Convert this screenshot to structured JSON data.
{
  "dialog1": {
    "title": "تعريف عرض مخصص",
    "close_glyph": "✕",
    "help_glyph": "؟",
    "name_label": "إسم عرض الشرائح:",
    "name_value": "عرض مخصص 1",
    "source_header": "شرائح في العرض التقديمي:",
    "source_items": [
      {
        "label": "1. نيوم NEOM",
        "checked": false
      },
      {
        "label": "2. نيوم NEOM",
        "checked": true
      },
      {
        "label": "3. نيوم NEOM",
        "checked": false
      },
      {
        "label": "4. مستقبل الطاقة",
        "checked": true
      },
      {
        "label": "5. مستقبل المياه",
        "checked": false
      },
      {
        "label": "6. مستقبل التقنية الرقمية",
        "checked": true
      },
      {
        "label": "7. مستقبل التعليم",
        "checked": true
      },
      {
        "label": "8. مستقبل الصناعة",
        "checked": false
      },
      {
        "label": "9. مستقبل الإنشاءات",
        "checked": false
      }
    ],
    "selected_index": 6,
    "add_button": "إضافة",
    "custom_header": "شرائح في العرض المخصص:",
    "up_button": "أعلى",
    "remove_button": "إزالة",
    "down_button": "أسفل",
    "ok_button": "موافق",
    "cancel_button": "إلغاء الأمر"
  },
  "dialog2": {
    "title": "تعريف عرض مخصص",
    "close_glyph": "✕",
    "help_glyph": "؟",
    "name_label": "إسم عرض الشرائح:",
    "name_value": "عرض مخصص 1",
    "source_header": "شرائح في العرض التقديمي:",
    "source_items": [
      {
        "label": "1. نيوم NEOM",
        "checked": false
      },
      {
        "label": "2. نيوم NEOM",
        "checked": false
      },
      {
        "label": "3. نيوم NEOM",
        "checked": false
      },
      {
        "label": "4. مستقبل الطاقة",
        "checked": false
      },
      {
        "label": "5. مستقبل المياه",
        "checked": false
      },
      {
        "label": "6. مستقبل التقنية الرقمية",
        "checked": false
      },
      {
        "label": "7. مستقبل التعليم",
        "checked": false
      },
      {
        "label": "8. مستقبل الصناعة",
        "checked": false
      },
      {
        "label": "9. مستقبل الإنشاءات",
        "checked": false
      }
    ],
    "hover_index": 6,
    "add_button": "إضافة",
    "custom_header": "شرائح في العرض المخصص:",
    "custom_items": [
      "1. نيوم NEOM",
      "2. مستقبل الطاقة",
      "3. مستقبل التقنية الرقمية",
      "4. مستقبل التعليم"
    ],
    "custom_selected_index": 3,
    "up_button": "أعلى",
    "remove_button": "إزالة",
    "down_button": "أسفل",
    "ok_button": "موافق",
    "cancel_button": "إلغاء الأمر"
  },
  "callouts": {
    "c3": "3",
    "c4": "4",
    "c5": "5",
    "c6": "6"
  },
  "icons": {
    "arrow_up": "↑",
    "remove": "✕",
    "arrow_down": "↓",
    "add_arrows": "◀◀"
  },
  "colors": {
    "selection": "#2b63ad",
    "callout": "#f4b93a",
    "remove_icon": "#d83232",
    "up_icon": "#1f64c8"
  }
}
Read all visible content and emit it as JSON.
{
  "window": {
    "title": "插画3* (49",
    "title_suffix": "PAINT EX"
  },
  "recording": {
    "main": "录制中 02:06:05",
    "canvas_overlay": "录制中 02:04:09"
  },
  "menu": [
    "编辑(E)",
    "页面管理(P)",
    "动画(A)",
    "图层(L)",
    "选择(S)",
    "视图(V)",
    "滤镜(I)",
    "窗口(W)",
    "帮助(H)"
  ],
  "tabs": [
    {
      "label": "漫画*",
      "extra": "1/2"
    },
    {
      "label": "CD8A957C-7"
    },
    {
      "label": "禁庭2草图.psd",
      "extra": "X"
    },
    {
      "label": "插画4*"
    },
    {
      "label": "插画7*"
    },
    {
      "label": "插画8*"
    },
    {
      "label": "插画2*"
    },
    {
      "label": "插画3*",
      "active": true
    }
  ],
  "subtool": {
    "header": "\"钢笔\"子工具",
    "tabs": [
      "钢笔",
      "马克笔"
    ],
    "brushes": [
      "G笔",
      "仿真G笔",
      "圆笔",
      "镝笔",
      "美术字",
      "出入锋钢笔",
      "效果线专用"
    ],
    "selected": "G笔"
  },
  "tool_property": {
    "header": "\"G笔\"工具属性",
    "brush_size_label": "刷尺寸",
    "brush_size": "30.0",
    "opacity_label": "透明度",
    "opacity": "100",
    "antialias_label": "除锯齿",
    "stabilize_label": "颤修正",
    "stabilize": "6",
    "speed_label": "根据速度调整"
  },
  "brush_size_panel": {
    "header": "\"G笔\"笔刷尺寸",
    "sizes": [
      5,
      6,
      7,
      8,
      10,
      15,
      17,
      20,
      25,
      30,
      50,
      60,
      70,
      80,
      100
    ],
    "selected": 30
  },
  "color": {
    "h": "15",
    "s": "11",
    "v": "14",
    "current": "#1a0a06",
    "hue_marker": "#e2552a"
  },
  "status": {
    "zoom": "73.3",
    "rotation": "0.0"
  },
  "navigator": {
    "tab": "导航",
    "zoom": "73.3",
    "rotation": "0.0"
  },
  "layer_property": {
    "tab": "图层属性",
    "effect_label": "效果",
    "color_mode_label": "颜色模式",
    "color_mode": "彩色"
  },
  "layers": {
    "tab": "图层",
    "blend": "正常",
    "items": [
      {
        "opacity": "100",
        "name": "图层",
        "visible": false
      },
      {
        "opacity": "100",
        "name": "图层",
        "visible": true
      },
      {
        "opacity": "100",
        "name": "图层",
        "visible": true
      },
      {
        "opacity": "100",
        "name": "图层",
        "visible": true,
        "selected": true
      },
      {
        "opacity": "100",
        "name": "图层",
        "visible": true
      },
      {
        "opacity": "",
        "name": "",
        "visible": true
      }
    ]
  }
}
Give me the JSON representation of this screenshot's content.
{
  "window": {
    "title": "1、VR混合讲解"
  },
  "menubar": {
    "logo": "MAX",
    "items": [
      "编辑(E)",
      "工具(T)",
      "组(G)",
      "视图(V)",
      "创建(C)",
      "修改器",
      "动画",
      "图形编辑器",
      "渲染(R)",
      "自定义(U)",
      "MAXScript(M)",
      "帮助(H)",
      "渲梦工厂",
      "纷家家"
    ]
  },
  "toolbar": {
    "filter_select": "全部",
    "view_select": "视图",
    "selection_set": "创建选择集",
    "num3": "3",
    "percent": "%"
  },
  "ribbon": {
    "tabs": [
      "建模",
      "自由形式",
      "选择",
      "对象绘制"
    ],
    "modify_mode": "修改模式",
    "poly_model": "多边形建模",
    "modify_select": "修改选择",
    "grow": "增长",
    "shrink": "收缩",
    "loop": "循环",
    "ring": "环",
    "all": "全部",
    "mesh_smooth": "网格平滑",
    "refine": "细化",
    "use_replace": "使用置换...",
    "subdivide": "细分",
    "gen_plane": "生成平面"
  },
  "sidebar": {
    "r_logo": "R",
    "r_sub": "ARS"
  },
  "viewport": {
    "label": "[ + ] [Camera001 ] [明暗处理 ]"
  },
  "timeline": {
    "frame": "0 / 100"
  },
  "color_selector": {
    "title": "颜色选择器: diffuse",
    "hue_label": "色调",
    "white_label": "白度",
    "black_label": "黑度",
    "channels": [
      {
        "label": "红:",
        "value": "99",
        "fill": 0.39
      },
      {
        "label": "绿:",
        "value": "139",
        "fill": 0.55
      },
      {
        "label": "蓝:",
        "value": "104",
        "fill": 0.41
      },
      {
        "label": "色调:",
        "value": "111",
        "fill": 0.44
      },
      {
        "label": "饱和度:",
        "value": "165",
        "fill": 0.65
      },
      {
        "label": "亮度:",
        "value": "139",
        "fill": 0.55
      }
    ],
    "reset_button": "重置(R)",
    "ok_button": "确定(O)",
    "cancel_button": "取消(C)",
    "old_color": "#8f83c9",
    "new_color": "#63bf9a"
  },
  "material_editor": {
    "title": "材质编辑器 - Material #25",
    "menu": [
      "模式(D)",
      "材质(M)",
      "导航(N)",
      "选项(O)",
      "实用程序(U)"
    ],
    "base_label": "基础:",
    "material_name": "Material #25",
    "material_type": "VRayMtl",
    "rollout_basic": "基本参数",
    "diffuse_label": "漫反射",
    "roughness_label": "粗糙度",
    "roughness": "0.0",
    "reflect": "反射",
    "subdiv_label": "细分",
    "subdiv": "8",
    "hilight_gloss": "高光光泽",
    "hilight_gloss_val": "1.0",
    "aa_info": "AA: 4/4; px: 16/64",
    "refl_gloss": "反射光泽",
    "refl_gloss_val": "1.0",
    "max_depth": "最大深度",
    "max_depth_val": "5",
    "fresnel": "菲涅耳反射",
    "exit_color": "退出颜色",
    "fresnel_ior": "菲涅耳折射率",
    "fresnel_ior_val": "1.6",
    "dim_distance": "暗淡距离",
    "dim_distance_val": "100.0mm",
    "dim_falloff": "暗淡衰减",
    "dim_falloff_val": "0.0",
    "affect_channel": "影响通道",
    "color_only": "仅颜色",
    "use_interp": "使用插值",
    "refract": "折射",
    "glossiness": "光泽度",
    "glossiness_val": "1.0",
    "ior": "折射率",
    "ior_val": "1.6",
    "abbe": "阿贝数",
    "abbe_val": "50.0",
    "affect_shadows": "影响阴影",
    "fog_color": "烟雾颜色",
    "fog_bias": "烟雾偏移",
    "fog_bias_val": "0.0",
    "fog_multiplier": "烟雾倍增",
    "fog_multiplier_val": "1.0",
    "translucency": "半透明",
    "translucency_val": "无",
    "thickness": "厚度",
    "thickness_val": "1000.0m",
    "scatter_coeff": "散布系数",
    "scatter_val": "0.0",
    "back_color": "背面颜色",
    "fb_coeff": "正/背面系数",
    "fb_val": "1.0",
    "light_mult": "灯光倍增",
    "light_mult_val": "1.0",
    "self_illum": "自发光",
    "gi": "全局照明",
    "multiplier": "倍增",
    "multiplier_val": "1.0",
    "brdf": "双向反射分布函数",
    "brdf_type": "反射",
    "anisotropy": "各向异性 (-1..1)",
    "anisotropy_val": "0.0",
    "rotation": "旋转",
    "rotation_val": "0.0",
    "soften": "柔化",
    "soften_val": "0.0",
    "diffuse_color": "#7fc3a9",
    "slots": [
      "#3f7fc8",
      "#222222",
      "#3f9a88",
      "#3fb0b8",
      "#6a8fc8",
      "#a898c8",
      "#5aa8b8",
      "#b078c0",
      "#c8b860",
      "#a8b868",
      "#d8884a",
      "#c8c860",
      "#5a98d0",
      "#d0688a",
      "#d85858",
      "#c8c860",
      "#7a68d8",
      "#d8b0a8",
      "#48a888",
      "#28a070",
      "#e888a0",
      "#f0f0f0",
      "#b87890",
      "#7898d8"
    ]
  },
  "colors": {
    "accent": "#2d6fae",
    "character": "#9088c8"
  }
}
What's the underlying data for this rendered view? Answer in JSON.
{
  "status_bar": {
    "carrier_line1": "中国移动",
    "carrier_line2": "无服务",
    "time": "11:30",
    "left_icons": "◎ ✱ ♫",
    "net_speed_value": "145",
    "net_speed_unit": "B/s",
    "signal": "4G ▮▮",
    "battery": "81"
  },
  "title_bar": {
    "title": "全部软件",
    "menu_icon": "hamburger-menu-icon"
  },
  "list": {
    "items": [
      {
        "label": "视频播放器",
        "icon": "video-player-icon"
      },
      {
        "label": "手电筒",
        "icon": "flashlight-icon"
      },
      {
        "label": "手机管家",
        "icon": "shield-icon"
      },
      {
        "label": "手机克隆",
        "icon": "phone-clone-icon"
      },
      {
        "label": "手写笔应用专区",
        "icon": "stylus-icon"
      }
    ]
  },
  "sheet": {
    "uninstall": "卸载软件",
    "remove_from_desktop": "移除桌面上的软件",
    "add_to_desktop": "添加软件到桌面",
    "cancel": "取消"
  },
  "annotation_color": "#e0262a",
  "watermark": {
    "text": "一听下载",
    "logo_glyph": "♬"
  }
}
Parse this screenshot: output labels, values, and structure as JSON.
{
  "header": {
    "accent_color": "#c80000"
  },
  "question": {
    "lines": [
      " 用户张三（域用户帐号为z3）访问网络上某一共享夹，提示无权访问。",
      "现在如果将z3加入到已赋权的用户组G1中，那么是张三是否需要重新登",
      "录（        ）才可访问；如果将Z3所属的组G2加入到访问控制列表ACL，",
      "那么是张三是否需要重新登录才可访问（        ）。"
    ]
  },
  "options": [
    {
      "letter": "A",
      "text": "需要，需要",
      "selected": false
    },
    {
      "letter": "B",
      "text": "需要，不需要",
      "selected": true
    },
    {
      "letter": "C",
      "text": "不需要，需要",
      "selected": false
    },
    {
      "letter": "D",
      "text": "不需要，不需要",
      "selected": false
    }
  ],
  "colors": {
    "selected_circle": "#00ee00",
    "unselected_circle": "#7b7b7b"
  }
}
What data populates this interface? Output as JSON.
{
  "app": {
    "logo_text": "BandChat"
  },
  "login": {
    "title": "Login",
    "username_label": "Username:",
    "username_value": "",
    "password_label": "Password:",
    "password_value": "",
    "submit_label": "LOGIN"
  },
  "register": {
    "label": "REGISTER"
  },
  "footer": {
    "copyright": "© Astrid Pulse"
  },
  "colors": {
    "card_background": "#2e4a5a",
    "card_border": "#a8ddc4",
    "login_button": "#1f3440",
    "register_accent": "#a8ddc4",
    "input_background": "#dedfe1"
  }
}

__REQUIRED TASK__. Emit verbatim the lines running from the one with "What data populates" through the last line of the data, both endpoints inclusive.

__EXERCISE RESULT__.
What data populates this interface? Output as JSON.
{
  "app": {
    "logo_text": "BandChat"
  },
  "login": {
    "title": "Login",
    "username_label": "Username:",
    "username_value": "",
    "password_label": "Password:",
    "password_value": "",
    "submit_label": "LOGIN"
  },
  "register": {
    "label": "REGISTER"
  },
  "footer": {
    "copyright": "© Astrid Pulse"
  },
  "colors": {
    "card_background": "#2e4a5a",
    "card_border": "#a8ddc4",
    "login_button": "#1f3440",
    "register_accent": "#a8ddc4",
    "input_background": "#dedfe1"
  }
}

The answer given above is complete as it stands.